▶ **WRITTEN TASK**:
Review the material and extract every line in which the word "Karel" occurs.

▶ **DATA SECTION**:
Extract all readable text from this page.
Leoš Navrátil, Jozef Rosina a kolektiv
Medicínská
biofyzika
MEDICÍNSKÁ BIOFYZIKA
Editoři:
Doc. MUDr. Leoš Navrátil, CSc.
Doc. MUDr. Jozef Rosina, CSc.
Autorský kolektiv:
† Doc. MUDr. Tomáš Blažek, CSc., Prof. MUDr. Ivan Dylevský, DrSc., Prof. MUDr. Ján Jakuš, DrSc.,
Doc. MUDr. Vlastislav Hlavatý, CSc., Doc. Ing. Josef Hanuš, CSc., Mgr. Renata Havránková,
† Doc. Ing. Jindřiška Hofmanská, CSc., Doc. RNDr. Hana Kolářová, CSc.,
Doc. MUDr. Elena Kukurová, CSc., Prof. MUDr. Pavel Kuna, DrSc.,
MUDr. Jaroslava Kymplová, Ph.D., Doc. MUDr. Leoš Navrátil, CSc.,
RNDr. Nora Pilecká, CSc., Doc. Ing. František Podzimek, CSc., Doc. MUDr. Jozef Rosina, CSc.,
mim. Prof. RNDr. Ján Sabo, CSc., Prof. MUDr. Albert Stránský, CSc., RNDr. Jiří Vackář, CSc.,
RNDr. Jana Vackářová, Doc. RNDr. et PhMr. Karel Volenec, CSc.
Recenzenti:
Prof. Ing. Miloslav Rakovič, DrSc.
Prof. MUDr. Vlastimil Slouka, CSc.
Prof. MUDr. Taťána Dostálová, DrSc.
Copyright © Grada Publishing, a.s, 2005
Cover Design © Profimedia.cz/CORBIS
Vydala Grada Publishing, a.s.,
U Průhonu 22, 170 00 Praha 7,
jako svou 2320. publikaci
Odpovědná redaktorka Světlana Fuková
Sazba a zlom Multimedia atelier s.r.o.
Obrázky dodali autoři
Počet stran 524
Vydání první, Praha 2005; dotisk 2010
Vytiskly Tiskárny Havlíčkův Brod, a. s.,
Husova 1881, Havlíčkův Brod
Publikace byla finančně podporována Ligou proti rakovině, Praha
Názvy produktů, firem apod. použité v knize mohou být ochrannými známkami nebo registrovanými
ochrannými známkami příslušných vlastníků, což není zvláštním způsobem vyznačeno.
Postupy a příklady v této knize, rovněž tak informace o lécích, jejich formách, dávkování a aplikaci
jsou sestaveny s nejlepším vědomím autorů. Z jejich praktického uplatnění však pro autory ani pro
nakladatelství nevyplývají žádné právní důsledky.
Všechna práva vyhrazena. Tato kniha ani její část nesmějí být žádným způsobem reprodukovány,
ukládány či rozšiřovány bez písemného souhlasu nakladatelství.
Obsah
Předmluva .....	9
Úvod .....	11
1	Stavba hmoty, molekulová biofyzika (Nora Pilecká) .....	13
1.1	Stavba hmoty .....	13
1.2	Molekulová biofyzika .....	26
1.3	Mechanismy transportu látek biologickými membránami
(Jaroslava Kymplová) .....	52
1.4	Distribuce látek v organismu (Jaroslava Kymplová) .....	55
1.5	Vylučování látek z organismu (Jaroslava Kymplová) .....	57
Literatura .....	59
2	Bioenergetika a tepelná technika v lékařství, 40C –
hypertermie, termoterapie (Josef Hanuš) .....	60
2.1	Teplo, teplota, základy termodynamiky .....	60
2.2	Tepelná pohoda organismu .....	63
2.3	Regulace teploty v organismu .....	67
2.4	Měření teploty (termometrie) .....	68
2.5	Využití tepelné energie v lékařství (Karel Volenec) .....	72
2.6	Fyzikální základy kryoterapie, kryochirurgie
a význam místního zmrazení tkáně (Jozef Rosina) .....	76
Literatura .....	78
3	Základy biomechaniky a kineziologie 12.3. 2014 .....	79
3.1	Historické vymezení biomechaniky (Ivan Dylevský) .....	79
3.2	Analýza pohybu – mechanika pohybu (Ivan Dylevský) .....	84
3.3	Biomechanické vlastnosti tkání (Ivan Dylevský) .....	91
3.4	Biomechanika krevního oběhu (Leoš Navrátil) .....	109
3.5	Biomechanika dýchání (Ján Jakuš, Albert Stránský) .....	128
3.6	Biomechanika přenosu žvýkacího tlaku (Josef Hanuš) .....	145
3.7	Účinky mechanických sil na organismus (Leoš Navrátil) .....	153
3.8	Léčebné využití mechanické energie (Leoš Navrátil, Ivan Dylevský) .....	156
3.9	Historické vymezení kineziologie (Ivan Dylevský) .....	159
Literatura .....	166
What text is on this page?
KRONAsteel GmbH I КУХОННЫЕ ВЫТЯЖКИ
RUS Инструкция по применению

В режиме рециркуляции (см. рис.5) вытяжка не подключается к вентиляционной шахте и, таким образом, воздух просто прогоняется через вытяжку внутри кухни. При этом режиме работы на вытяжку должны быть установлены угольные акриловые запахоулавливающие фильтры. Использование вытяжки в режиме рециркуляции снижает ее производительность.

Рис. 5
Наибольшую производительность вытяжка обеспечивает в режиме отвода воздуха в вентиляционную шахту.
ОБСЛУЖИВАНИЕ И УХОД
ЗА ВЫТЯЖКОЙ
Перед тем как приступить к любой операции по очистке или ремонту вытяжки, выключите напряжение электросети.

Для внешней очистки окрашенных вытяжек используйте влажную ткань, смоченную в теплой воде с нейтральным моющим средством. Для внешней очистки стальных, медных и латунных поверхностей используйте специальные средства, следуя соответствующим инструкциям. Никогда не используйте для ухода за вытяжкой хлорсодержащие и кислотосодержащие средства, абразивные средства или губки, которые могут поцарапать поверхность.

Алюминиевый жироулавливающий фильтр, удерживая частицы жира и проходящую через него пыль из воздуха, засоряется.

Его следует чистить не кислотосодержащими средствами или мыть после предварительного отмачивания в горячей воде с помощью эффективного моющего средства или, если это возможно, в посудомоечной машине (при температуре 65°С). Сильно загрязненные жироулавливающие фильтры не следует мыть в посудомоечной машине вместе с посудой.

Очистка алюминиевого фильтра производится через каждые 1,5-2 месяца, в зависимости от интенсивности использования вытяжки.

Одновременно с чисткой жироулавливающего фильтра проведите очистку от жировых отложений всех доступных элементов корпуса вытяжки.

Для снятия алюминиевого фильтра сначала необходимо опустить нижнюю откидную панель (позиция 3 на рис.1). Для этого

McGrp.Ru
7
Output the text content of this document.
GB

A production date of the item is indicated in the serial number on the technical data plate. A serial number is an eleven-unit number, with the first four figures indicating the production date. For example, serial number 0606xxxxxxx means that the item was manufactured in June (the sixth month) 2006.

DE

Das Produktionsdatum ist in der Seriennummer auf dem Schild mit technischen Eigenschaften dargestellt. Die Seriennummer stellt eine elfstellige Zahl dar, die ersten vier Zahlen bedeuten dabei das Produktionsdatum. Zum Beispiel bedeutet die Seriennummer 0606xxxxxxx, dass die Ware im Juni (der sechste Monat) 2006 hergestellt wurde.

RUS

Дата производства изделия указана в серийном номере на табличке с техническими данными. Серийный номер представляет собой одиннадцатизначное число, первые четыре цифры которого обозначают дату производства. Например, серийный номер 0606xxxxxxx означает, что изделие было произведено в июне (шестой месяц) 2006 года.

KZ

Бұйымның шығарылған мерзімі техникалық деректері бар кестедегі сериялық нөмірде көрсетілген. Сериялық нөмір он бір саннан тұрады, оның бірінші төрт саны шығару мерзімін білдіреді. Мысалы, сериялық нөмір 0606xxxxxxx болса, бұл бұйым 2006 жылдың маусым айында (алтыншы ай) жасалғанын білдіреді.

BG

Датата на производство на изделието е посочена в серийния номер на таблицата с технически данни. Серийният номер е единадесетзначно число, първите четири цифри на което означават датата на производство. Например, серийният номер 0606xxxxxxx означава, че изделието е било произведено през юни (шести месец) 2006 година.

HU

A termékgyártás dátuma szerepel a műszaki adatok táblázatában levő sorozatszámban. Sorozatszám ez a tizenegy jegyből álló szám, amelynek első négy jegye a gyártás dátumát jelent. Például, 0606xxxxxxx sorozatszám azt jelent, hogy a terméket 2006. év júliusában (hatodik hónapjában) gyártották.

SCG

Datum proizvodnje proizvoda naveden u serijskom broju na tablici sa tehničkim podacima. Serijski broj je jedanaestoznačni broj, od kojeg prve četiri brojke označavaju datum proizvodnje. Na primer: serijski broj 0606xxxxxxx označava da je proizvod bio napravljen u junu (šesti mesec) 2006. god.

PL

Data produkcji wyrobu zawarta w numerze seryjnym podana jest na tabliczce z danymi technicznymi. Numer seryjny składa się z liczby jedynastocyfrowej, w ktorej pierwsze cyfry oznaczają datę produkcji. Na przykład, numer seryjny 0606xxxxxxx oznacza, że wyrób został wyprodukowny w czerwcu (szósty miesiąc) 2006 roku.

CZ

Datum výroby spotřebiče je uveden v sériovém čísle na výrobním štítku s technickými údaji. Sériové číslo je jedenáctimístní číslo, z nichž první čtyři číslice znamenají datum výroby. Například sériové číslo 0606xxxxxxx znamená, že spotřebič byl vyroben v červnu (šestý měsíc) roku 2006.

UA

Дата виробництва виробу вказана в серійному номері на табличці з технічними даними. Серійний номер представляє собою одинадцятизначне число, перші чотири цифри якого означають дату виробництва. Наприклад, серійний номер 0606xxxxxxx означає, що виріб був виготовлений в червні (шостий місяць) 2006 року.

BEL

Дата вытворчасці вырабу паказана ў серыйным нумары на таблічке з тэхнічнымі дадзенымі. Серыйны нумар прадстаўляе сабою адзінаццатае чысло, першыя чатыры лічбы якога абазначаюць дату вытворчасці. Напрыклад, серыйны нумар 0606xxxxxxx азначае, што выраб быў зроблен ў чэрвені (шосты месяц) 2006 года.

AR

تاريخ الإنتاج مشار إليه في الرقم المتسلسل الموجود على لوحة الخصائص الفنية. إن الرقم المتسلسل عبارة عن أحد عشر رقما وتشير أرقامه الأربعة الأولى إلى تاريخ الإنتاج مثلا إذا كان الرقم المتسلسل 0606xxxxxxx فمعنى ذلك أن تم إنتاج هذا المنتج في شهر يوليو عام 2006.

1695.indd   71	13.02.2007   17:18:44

▶ **RESULT**:
RNDr. Jana Vackářová, Doc. RNDr. et PhMr. Karel Volenec, CSc.
2.5	Využití tepelné energie v lékařství (Karel Volenec) .....	72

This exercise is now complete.